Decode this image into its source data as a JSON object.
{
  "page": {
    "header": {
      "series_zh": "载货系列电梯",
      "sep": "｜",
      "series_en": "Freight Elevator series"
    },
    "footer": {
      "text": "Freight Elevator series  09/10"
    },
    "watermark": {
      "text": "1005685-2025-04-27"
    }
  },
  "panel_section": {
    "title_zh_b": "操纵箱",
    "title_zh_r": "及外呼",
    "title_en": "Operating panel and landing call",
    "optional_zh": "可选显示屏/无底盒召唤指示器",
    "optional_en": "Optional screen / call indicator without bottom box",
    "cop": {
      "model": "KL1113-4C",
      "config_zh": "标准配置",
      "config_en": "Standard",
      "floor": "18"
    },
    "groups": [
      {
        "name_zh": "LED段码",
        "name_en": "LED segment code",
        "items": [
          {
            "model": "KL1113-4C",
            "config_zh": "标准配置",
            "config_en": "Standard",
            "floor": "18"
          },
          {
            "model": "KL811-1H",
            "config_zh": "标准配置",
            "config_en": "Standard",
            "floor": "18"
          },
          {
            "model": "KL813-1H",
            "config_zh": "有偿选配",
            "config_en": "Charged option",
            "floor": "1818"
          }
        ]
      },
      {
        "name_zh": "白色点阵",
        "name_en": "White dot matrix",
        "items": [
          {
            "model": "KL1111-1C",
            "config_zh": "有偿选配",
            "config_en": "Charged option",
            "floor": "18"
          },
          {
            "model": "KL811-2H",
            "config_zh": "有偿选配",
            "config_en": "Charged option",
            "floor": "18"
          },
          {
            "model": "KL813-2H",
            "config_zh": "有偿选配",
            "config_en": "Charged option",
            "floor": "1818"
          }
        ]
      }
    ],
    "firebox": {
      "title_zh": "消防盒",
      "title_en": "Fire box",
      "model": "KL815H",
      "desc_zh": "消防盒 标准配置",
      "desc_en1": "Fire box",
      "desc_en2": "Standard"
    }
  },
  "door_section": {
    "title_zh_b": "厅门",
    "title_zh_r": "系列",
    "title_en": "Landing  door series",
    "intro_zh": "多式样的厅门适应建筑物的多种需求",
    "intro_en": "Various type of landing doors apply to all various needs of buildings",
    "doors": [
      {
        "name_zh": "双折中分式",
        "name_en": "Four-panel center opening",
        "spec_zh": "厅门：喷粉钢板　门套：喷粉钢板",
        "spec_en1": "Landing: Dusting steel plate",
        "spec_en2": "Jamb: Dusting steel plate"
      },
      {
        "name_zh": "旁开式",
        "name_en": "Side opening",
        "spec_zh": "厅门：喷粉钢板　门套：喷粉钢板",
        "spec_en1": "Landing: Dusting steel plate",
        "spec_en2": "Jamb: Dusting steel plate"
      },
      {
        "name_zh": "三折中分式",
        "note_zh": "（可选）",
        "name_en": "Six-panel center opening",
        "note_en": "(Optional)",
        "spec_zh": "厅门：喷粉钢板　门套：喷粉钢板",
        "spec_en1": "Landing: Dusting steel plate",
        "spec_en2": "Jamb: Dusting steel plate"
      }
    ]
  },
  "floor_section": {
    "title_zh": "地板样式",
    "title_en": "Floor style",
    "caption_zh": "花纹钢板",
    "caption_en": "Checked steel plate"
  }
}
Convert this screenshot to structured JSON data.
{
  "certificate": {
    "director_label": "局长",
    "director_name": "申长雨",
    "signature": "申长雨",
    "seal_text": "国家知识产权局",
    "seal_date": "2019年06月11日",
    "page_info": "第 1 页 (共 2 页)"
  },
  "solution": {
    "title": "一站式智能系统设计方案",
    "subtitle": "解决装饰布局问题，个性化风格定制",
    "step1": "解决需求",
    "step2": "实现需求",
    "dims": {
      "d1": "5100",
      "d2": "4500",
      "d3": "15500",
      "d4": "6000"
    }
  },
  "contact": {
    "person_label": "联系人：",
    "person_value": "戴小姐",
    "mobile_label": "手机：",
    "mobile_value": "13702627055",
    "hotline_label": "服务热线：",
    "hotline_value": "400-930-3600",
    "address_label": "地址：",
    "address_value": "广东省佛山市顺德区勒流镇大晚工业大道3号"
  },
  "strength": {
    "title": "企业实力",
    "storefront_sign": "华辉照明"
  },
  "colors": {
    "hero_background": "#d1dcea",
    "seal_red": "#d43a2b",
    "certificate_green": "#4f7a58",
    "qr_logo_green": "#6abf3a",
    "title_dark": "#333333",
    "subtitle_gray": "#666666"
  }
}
----------
Problem
State how many lines of the listing hold the string "标准配置"; reply with the number and nothing else.

Complete output
4